MATERIAL PROVIDED:

__________________________________________________

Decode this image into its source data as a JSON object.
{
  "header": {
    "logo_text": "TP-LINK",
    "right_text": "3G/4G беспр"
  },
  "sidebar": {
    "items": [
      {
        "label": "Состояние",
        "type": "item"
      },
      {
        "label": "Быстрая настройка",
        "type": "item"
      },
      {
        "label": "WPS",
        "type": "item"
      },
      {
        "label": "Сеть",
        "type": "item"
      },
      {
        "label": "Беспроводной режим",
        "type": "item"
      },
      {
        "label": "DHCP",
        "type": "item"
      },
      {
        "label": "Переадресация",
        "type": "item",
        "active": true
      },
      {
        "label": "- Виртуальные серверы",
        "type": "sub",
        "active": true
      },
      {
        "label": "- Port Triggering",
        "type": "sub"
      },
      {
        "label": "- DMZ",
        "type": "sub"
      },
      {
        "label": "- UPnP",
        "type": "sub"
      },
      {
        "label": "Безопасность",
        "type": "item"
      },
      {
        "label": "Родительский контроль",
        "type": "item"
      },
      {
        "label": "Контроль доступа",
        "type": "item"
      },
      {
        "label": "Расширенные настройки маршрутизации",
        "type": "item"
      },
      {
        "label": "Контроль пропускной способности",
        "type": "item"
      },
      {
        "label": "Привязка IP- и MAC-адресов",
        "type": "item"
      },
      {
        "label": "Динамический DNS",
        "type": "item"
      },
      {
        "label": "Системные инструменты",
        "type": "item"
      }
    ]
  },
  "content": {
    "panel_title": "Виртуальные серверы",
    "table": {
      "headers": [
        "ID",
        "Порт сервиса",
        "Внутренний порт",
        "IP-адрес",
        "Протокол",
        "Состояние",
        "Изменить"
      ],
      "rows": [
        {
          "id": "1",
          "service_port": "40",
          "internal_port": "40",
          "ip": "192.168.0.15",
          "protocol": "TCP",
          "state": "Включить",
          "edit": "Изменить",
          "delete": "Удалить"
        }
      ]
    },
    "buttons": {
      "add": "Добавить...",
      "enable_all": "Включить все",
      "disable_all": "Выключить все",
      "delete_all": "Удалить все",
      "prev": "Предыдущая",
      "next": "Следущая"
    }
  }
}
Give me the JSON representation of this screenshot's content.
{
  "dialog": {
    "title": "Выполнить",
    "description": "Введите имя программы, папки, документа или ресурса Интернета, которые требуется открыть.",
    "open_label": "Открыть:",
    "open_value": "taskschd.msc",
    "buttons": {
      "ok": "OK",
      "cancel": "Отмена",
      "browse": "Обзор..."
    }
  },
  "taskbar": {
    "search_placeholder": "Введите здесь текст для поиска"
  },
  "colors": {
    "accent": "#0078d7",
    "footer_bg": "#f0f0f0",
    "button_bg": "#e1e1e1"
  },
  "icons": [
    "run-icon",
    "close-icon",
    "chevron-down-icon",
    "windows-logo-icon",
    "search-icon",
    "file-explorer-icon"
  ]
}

__________________________________________________

THE TASK: Type out all of the material again, word for word.

WRITTEN SOLUTION:
Decode this image into its source data as a JSON object.
{
  "header": {
    "logo_text": "TP-LINK",
    "right_text": "3G/4G беспр"
  },
  "sidebar": {
    "items": [
      {
        "label": "Состояние",
        "type": "item"
      },
      {
        "label": "Быстрая настройка",
        "type": "item"
      },
      {
        "label": "WPS",
        "type": "item"
      },
      {
        "label": "Сеть",
        "type": "item"
      },
      {
        "label": "Беспроводной режим",
        "type": "item"
      },
      {
        "label": "DHCP",
        "type": "item"
      },
      {
        "label": "Переадресация",
        "type": "item",
        "active": true
      },
      {
        "label": "- Виртуальные серверы",
        "type": "sub",
        "active": true
      },
      {
        "label": "- Port Triggering",
        "type": "sub"
      },
      {
        "label": "- DMZ",
        "type": "sub"
      },
      {
        "label": "- UPnP",
        "type": "sub"
      },
      {
        "label": "Безопасность",
        "type": "item"
      },
      {
        "label": "Родительский контроль",
        "type": "item"
      },
      {
        "label": "Контроль доступа",
        "type": "item"
      },
      {
        "label": "Расширенные настройки маршрутизации",
        "type": "item"
      },
      {
        "label": "Контроль пропускной способности",
        "type": "item"
      },
      {
        "label": "Привязка IP- и MAC-адресов",
        "type": "item"
      },
      {
        "label": "Динамический DNS",
        "type": "item"
      },
      {
        "label": "Системные инструменты",
        "type": "item"
      }
    ]
  },
  "content": {
    "panel_title": "Виртуальные серверы",
    "table": {
      "headers": [
        "ID",
        "Порт сервиса",
        "Внутренний порт",
        "IP-адрес",
        "Протокол",
        "Состояние",
        "Изменить"
      ],
      "rows": [
        {
          "id": "1",
          "service_port": "40",
          "internal_port": "40",
          "ip": "192.168.0.15",
          "protocol": "TCP",
          "state": "Включить",
          "edit": "Изменить",
          "delete": "Удалить"
        }
      ]
    },
    "buttons": {
      "add": "Добавить...",
      "enable_all": "Включить все",
      "disable_all": "Выключить все",
      "delete_all": "Удалить все",
      "prev": "Предыдущая",
      "next": "Следущая"
    }
  }
}
Give me the JSON representation of this screenshot's content.
{
  "dialog": {
    "title": "Выполнить",
    "description": "Введите имя программы, папки, документа или ресурса Интернета, которые требуется открыть.",
    "open_label": "Открыть:",
    "open_value": "taskschd.msc",
    "buttons": {
      "ok": "OK",
      "cancel": "Отмена",
      "browse": "Обзор..."
    }
  },
  "taskbar": {
    "search_placeholder": "Введите здесь текст для поиска"
  },
  "colors": {
    "accent": "#0078d7",
    "footer_bg": "#f0f0f0",
    "button_bg": "#e1e1e1"
  },
  "icons": [
    "run-icon",
    "close-icon",
    "chevron-down-icon",
    "windows-logo-icon",
    "search-icon",
    "file-explorer-icon"
  ]
}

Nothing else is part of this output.